WHAT THE TASK ASKS
Answer with nothing except the number of lines that contain the word "text".

DATA ROWS
+++++
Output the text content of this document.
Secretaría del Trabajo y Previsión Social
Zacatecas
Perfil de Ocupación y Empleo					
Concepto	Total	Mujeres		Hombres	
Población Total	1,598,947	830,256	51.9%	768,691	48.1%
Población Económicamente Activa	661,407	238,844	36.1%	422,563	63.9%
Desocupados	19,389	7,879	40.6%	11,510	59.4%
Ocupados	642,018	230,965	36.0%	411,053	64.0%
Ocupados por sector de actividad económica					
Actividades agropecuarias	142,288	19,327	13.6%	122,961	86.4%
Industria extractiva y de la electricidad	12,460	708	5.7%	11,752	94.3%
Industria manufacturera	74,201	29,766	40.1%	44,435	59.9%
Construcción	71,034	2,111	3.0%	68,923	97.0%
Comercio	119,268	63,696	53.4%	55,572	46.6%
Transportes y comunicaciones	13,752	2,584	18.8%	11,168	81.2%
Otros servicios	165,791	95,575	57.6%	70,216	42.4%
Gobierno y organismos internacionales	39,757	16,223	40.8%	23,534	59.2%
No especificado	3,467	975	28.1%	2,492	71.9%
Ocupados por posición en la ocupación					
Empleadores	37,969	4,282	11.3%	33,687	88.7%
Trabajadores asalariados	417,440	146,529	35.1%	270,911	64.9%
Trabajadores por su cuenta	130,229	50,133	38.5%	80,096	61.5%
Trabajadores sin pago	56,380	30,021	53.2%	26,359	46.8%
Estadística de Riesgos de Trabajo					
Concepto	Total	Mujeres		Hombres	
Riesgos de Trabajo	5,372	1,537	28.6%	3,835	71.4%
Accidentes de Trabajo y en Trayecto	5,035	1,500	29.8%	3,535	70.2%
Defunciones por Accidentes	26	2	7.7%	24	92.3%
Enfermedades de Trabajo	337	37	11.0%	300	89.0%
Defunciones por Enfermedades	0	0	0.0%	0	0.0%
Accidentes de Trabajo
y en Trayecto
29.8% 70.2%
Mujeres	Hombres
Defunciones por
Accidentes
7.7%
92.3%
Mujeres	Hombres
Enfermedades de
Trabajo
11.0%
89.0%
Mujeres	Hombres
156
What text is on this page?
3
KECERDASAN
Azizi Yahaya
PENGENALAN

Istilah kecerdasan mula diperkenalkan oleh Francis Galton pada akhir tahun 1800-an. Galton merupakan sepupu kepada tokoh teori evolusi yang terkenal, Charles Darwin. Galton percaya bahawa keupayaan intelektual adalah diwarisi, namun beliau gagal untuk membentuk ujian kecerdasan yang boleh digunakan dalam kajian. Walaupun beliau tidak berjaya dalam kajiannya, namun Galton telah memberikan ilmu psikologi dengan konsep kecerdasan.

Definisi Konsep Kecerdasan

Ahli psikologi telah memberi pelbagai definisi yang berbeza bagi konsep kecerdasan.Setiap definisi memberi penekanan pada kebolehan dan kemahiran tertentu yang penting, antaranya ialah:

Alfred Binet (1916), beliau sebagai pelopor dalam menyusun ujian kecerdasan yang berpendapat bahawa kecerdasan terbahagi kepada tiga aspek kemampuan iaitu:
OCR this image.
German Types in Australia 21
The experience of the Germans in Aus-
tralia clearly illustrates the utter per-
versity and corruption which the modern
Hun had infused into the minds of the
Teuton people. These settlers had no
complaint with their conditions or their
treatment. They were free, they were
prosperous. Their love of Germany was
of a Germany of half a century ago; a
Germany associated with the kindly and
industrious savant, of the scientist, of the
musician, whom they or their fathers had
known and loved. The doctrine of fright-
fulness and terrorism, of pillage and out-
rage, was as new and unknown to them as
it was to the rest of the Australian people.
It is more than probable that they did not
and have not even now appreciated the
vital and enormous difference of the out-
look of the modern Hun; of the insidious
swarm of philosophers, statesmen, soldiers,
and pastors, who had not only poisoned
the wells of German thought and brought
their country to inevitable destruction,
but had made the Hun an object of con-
+++++
REPLY TO THE EXERCISE
2